Challenge = Select the lines that contain "wideo" and copy each of them.

Records for processing =
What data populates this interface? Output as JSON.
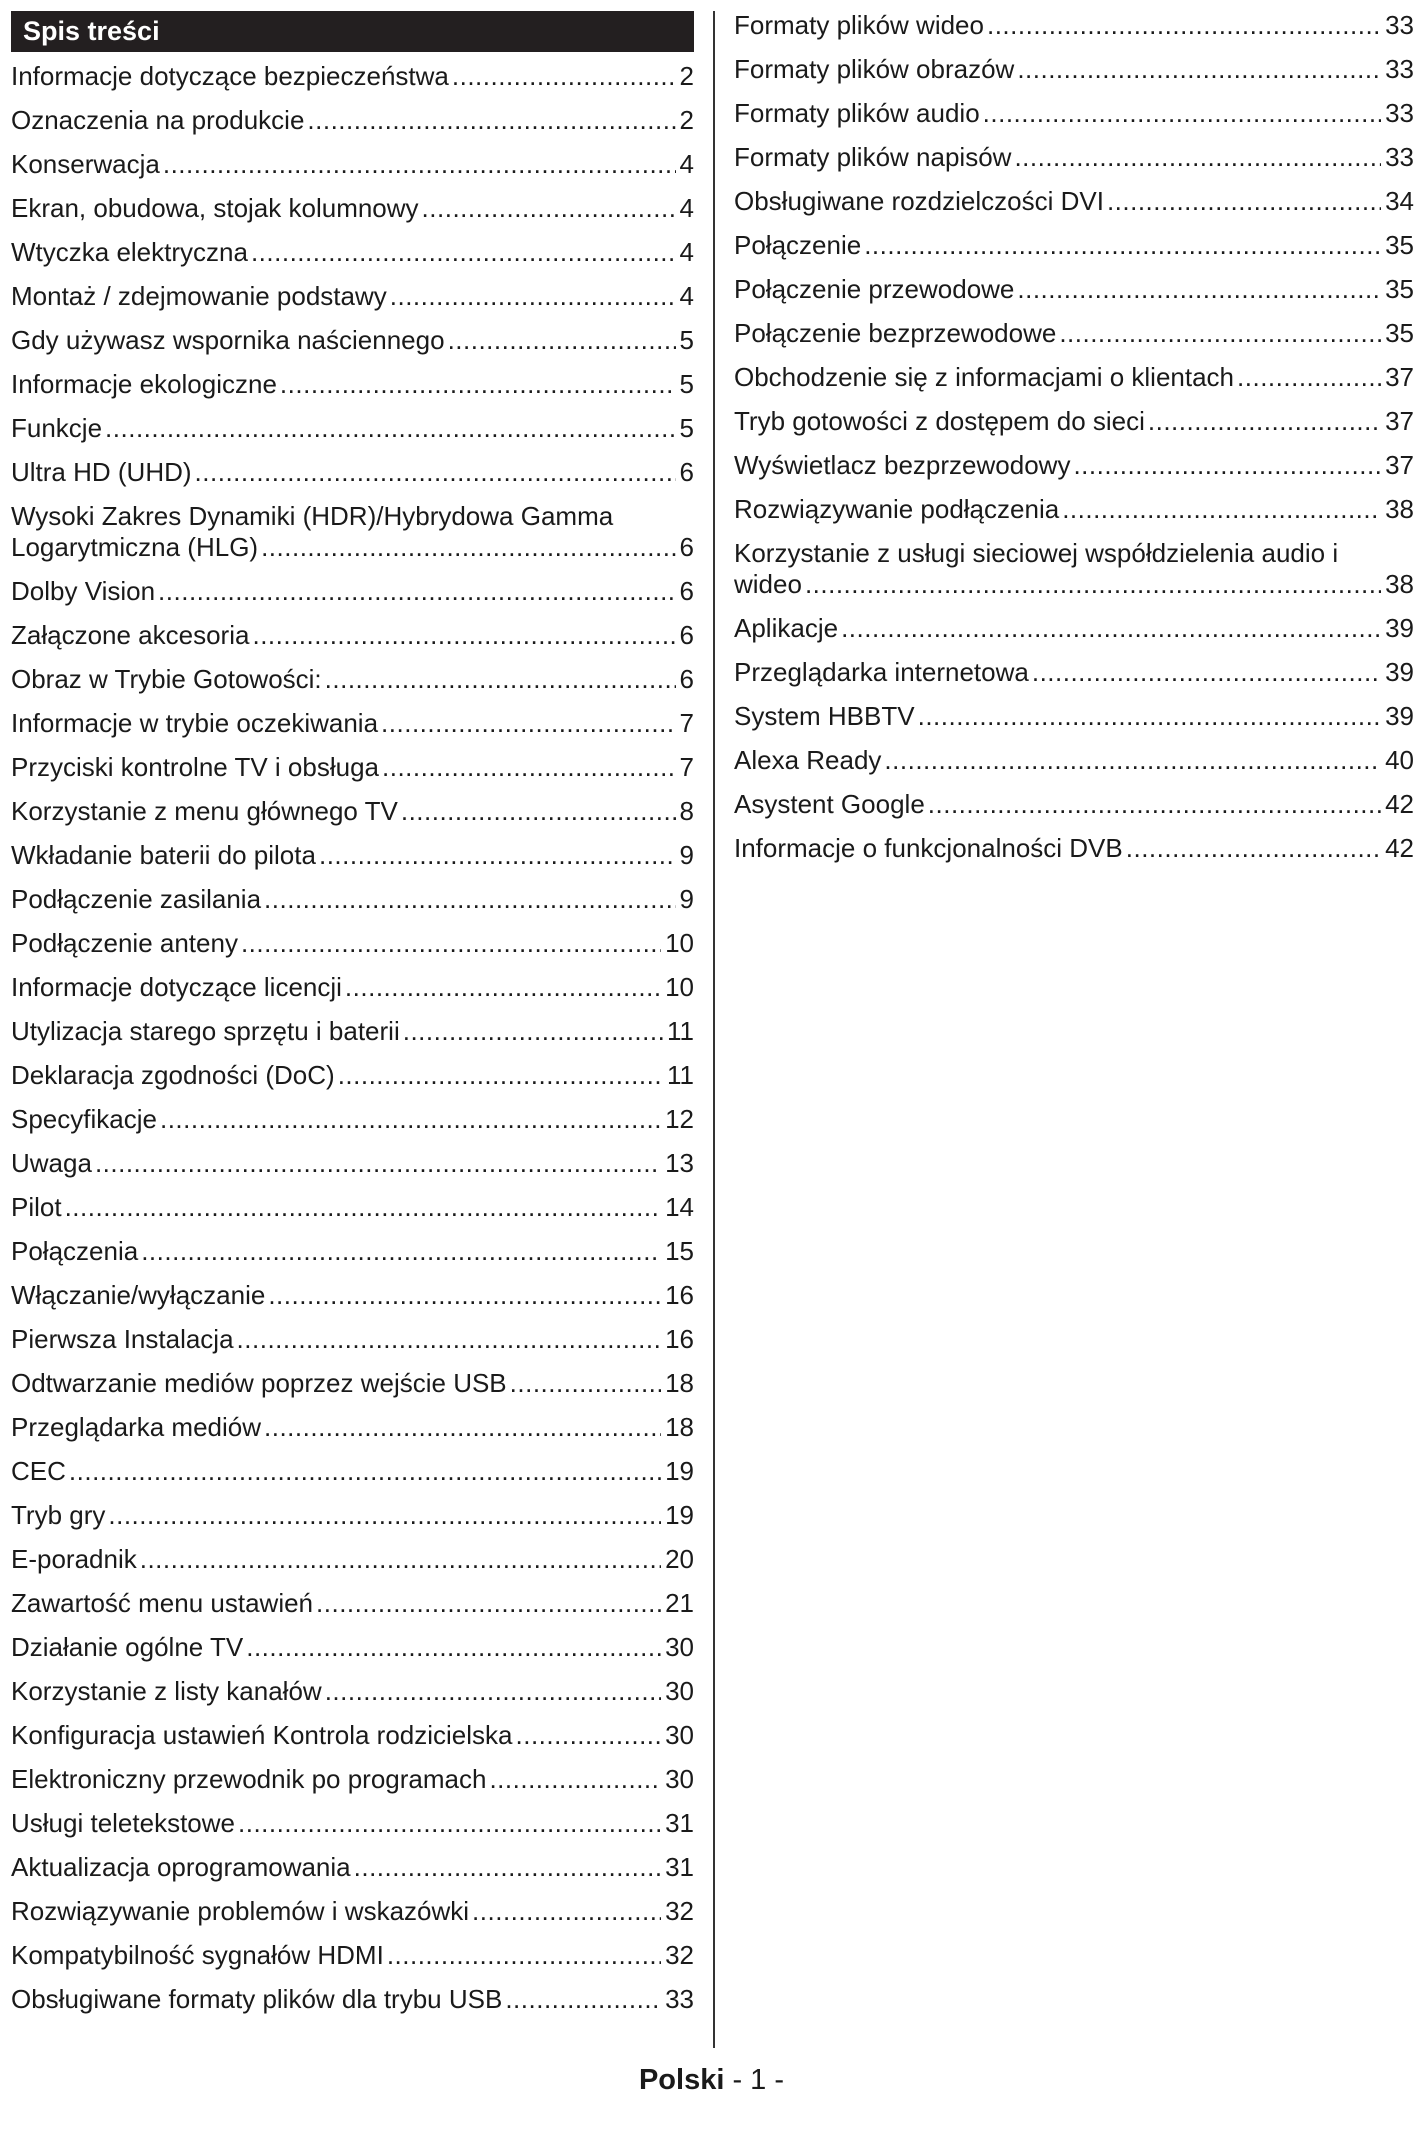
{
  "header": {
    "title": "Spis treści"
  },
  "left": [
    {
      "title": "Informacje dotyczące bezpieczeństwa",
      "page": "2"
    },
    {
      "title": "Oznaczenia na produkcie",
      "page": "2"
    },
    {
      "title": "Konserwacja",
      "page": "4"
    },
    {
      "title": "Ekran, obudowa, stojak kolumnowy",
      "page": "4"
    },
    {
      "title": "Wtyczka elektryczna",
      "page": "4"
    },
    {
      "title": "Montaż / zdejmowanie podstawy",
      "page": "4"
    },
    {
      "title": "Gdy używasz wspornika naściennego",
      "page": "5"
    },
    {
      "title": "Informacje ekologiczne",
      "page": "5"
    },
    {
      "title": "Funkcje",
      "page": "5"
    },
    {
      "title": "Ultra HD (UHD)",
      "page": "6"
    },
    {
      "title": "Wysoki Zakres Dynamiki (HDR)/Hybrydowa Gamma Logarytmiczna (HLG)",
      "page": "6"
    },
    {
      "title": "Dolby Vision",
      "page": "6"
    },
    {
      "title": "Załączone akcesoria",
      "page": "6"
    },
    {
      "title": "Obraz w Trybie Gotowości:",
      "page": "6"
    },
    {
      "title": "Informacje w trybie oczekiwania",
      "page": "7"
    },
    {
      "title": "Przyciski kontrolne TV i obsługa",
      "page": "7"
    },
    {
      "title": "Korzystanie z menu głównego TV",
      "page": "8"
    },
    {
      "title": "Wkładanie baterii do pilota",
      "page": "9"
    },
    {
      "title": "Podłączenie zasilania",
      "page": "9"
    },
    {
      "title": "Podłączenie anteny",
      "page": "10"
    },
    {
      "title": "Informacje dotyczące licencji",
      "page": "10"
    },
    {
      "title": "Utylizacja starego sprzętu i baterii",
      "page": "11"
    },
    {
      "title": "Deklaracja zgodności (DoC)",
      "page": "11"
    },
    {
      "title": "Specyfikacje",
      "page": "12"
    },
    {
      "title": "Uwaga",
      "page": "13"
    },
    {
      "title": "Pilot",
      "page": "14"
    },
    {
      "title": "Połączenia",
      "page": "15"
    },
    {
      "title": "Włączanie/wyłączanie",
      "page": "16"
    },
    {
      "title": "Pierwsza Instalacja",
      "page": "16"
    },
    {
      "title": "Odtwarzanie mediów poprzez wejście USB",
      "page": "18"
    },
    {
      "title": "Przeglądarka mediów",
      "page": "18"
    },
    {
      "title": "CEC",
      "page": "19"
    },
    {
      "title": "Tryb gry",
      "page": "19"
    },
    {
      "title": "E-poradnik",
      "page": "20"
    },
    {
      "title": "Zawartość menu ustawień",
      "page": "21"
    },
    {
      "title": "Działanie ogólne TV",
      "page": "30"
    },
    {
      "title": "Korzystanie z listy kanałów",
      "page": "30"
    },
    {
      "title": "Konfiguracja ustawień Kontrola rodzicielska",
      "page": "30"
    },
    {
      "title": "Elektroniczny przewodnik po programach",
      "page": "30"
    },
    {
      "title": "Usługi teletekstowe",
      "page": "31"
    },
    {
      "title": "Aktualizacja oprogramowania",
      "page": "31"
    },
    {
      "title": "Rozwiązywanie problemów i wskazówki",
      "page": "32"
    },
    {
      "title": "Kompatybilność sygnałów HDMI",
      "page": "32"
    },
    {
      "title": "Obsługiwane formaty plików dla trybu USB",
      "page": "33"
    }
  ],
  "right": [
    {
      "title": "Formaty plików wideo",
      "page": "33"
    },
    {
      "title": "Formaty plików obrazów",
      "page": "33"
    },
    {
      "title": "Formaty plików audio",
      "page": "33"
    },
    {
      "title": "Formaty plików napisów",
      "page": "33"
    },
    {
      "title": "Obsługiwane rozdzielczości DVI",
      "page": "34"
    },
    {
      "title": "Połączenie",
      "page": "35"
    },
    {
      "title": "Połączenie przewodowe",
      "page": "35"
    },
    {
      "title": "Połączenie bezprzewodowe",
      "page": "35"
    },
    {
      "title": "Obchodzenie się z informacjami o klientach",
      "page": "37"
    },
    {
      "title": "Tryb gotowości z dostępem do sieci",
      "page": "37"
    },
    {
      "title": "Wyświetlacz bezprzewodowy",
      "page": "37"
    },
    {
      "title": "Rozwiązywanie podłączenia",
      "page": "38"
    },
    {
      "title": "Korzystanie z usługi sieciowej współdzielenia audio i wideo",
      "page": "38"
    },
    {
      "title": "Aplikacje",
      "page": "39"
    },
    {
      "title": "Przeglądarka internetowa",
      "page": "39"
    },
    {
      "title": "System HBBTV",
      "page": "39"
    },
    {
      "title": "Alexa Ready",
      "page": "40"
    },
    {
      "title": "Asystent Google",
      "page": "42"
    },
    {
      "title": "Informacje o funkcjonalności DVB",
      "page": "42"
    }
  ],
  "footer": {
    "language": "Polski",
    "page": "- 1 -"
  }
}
--
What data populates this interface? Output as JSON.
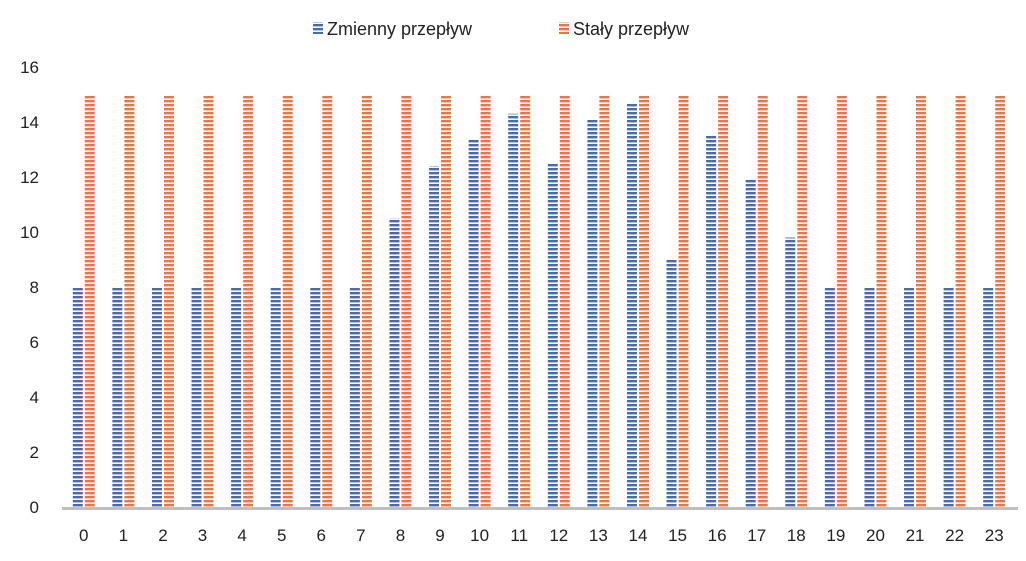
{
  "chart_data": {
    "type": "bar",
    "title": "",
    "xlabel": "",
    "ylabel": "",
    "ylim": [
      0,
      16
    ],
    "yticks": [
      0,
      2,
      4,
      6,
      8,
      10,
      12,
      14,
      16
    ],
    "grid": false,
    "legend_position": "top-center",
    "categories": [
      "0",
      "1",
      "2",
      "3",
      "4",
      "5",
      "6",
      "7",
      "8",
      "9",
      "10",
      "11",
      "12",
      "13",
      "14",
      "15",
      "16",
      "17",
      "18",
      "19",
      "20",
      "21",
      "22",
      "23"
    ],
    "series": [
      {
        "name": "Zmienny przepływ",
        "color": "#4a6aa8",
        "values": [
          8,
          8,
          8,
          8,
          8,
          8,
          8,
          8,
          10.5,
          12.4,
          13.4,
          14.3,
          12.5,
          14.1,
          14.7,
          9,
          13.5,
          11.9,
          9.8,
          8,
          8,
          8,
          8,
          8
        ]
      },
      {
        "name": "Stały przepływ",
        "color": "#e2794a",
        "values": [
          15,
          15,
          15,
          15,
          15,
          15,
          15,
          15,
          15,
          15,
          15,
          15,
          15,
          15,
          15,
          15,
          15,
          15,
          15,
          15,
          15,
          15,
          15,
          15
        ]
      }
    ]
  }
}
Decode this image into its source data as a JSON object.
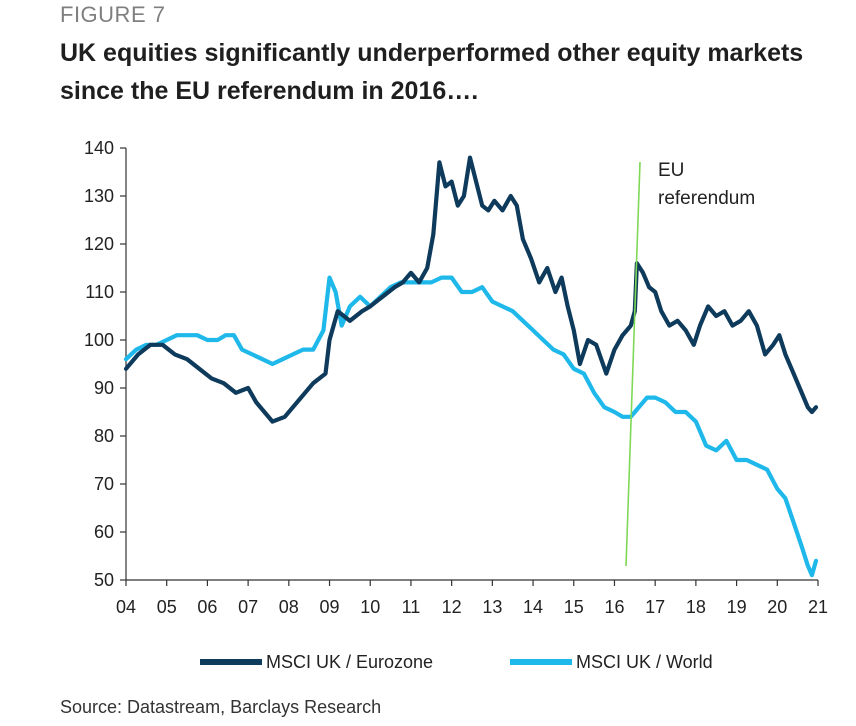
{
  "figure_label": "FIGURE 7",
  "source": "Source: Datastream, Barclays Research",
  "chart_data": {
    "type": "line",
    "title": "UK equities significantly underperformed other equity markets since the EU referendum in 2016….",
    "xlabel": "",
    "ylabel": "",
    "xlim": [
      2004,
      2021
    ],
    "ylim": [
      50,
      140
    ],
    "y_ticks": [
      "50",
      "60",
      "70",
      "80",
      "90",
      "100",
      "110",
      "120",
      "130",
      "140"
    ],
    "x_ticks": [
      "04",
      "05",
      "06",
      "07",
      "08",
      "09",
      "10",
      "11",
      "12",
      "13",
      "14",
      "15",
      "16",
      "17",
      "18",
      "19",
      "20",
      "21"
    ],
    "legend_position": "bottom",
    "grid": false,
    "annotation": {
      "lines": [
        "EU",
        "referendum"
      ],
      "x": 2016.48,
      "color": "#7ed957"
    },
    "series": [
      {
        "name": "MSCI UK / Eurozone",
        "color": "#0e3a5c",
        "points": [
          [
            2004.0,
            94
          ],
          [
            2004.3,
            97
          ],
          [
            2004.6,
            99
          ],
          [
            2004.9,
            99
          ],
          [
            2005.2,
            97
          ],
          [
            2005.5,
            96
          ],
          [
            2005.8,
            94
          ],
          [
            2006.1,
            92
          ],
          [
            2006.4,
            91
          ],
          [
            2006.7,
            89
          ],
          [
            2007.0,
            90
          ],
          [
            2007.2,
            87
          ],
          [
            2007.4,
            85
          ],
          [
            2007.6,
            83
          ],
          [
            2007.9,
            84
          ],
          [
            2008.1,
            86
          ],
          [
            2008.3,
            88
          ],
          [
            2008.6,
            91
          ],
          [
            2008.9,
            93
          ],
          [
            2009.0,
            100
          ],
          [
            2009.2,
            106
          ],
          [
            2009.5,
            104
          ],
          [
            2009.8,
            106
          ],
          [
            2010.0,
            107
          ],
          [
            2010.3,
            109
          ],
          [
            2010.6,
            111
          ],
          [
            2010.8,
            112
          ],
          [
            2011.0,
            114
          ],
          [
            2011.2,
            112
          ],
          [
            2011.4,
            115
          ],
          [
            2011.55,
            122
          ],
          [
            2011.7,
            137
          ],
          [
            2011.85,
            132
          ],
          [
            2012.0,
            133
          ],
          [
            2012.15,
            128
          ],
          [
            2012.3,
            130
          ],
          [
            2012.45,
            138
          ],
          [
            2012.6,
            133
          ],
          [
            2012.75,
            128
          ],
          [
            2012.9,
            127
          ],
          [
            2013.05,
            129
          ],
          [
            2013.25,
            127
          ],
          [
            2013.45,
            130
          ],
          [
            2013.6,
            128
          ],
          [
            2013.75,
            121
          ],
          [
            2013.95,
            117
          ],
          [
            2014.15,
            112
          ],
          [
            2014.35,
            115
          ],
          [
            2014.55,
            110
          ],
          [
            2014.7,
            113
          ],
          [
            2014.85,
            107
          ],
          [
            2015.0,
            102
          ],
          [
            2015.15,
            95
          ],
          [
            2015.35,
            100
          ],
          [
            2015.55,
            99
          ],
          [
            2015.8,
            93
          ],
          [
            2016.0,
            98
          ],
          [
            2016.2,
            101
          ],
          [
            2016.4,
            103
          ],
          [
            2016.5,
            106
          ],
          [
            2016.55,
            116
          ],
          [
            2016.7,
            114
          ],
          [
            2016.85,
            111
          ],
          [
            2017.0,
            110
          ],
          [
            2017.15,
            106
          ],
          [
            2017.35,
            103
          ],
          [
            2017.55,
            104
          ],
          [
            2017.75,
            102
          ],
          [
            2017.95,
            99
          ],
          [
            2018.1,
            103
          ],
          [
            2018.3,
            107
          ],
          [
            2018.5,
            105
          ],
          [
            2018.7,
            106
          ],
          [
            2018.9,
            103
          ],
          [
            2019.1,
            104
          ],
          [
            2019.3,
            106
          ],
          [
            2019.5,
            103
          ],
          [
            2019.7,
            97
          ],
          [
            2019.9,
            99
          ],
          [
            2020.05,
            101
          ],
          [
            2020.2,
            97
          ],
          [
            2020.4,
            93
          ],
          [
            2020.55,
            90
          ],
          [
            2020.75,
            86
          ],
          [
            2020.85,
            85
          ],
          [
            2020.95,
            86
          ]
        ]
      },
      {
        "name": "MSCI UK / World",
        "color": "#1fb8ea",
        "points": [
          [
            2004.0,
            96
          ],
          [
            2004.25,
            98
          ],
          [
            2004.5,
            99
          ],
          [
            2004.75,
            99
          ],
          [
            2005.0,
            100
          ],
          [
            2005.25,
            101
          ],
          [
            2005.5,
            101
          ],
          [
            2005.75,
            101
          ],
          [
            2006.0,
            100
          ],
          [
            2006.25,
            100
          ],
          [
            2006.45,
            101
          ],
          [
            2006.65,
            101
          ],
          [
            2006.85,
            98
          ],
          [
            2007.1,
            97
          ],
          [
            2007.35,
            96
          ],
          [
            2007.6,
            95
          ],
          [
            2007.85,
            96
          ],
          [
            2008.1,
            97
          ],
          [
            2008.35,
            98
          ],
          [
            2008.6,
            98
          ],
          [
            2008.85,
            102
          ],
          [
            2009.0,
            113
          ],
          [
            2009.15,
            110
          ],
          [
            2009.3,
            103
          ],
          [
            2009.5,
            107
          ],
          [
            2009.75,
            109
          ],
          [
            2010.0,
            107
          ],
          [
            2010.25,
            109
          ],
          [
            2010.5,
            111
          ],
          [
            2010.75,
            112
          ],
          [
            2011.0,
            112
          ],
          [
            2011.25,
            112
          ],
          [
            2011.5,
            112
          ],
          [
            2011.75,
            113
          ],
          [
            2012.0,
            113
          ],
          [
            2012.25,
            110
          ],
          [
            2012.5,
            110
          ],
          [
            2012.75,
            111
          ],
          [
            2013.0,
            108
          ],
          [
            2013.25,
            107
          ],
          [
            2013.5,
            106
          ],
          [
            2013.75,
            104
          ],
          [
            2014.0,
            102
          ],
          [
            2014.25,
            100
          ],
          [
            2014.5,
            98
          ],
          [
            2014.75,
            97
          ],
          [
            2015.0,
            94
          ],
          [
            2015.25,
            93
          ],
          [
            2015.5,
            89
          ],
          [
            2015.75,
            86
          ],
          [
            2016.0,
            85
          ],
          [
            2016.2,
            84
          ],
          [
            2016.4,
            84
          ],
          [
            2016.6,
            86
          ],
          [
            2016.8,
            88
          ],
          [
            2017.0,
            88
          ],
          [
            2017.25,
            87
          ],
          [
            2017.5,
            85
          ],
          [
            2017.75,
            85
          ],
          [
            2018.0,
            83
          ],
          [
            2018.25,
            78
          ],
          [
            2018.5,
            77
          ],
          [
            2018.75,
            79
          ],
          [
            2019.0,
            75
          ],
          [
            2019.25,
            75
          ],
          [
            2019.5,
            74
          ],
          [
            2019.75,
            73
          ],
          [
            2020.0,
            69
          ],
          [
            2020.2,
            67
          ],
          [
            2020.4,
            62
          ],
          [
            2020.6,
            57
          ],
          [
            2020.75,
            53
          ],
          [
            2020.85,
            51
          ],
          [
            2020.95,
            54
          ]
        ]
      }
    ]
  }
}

Result of the task =
      "title": "Formaty plików wideo",
      "title": "Korzystanie z usługi sieciowej współdzielenia audio i wideo",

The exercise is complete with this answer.